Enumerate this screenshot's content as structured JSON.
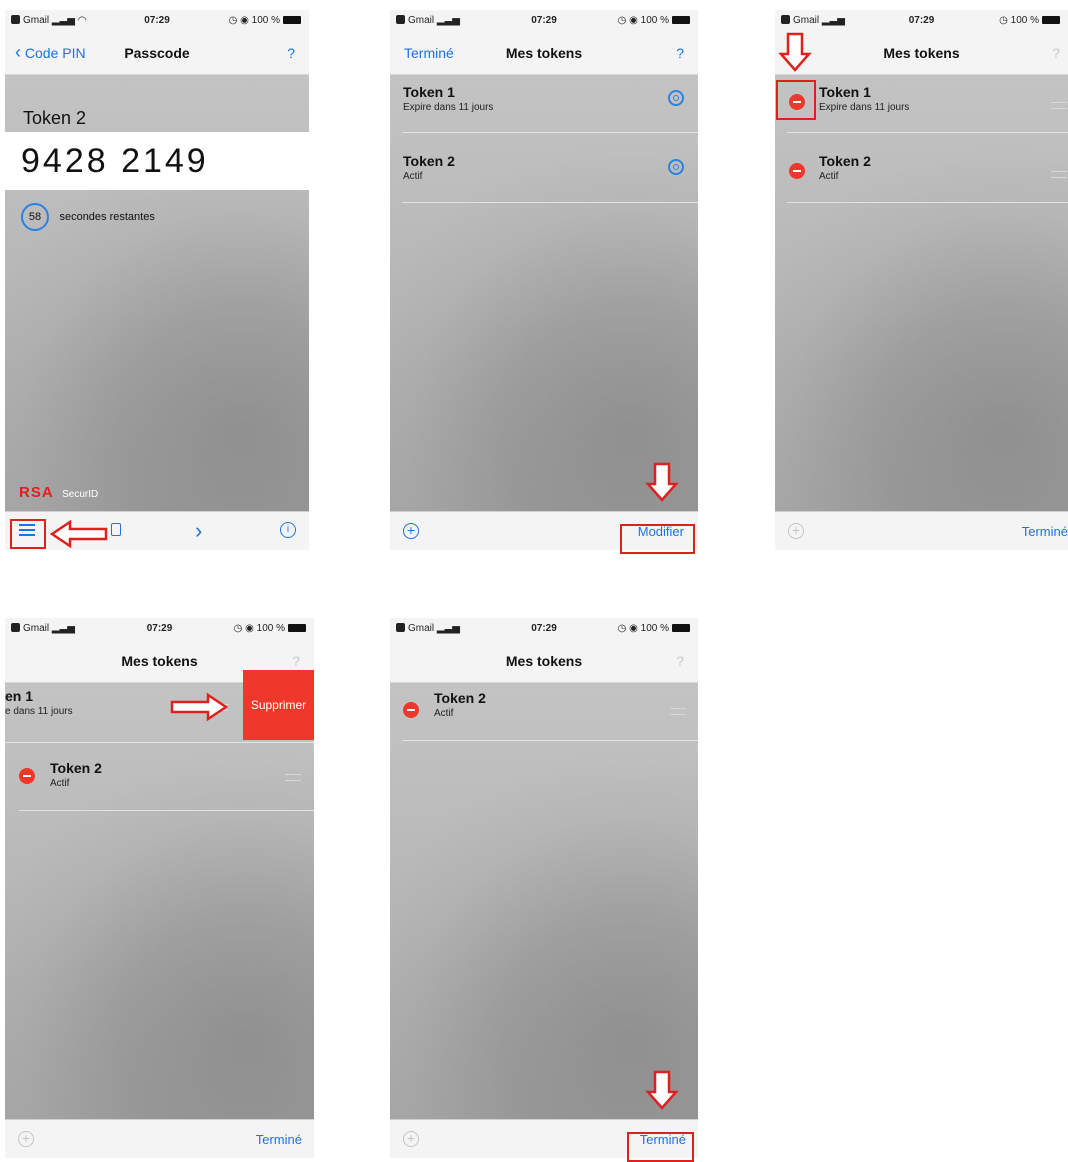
{
  "status": {
    "carrier": "Gmail",
    "time": "07:29",
    "battery": "100 %"
  },
  "screen1": {
    "back_label": "Code PIN",
    "title": "Passcode",
    "help": "?",
    "token_name": "Token 2",
    "code": "9428 2149",
    "countdown": "58",
    "countdown_text": "secondes restantes",
    "brand_rsa": "RSA",
    "brand_securid": "SecurID",
    "tab_forward": "›",
    "tab_info": "i"
  },
  "screen2": {
    "left": "Terminé",
    "title": "Mes tokens",
    "help": "?",
    "tokens": [
      {
        "name": "Token 1",
        "sub": "Expire dans 11 jours"
      },
      {
        "name": "Token 2",
        "sub": "Actif"
      }
    ],
    "edit": "Modifier"
  },
  "screen3": {
    "title": "Mes tokens",
    "help": "?",
    "tokens": [
      {
        "name": "Token 1",
        "sub": "Expire dans 11 jours"
      },
      {
        "name": "Token 2",
        "sub": "Actif"
      }
    ],
    "done": "Terminé"
  },
  "screen4": {
    "title": "Mes tokens",
    "help": "?",
    "token1_name": "en 1",
    "token1_sub": "e dans 11 jours",
    "delete_label": "Supprimer",
    "token2_name": "Token 2",
    "token2_sub": "Actif",
    "done": "Terminé"
  },
  "screen5": {
    "title": "Mes tokens",
    "help": "?",
    "token_name": "Token 2",
    "token_sub": "Actif",
    "done": "Terminé"
  },
  "colors": {
    "accent": "#1a73e8",
    "delete": "#f0372b",
    "highlight": "#e0201e",
    "rsa_red": "#e0201e"
  }
}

# Exercise description:
Leave out all images, then reproduce the entries above exactly.

# Exercise result:
Enumerate this screenshot's content as structured JSON.
{
  "status": {
    "carrier": "Gmail",
    "time": "07:29",
    "battery": "100 %"
  },
  "screen1": {
    "back_label": "Code PIN",
    "title": "Passcode",
    "help": "?",
    "token_name": "Token 2",
    "code": "9428 2149",
    "countdown": "58",
    "countdown_text": "secondes restantes",
    "brand_rsa": "RSA",
    "brand_securid": "SecurID",
    "tab_forward": "›",
    "tab_info": "i"
  },
  "screen2": {
    "left": "Terminé",
    "title": "Mes tokens",
    "help": "?",
    "tokens": [
      {
        "name": "Token 1",
        "sub": "Expire dans 11 jours"
      },
      {
        "name": "Token 2",
        "sub": "Actif"
      }
    ],
    "edit": "Modifier"
  },
  "screen3": {
    "title": "Mes tokens",
    "help": "?",
    "tokens": [
      {
        "name": "Token 1",
        "sub": "Expire dans 11 jours"
      },
      {
        "name": "Token 2",
        "sub": "Actif"
      }
    ],
    "done": "Terminé"
  },
  "screen4": {
    "title": "Mes tokens",
    "help": "?",
    "token1_name": "en 1",
    "token1_sub": "e dans 11 jours",
    "delete_label": "Supprimer",
    "token2_name": "Token 2",
    "token2_sub": "Actif",
    "done": "Terminé"
  },
  "screen5": {
    "title": "Mes tokens",
    "help": "?",
    "token_name": "Token 2",
    "token_sub": "Actif",
    "done": "Terminé"
  },
  "colors": {
    "accent": "#1a73e8",
    "delete": "#f0372b",
    "highlight": "#e0201e",
    "rsa_red": "#e0201e"
  }
}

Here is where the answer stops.